### [Data listing]
=======

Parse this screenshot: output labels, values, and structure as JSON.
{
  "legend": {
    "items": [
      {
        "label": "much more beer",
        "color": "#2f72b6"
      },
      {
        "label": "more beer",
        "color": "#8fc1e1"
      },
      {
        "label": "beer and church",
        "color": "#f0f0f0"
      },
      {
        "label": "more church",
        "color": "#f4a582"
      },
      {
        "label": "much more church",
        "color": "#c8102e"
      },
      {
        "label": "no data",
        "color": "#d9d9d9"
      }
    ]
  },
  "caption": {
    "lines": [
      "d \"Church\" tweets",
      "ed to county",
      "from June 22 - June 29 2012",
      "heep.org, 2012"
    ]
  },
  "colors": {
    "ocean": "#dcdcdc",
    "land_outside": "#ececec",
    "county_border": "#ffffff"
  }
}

=======

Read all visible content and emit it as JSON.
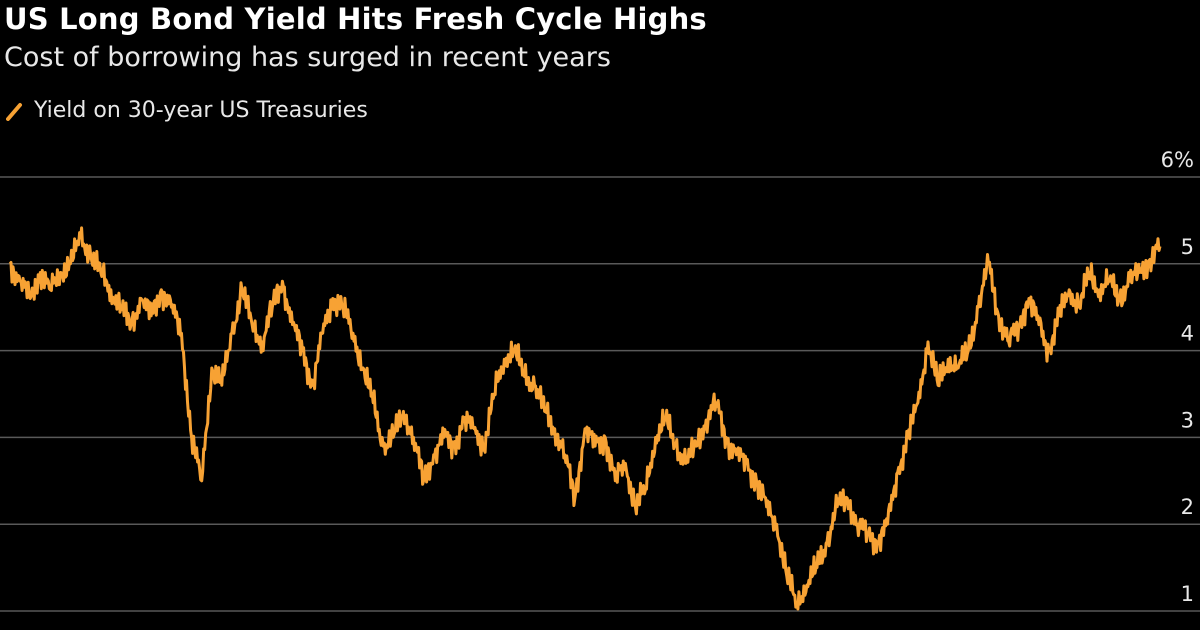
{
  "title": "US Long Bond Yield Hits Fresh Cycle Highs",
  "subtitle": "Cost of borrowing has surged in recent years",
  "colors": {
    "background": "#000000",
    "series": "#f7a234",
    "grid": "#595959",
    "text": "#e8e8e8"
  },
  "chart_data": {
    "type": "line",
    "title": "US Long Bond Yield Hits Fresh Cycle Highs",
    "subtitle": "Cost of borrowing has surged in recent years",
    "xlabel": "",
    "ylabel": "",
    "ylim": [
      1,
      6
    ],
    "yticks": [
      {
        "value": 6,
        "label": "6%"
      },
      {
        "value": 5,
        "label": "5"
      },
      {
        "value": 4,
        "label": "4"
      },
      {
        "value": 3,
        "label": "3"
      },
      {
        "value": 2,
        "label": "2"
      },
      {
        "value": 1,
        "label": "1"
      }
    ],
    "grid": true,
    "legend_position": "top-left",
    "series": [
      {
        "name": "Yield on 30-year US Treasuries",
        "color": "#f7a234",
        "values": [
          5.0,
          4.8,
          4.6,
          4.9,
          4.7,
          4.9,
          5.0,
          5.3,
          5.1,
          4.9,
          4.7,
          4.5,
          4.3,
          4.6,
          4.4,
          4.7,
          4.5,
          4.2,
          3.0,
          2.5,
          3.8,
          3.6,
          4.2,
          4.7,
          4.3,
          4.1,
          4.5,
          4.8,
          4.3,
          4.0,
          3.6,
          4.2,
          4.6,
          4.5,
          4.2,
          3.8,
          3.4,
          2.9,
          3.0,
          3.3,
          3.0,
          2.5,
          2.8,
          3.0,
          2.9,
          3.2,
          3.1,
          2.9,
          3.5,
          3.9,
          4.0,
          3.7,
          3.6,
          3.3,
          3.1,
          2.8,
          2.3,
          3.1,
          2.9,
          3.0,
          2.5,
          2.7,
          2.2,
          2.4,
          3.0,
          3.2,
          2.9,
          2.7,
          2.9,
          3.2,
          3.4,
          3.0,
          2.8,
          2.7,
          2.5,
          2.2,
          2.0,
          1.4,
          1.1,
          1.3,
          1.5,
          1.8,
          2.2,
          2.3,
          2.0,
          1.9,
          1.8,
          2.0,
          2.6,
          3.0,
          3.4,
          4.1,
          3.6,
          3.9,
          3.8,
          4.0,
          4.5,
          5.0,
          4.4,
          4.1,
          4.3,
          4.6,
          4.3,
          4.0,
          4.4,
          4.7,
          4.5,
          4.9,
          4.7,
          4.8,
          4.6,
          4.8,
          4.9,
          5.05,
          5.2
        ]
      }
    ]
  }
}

=======

### [What the exercise asks]
Go through the records and show every line with the string "recent" in it.

### [Solution]
  "subtitle": "Cost of borrowing has surged in recent years",
    "subtitle": "Cost of borrowing has surged in recent years",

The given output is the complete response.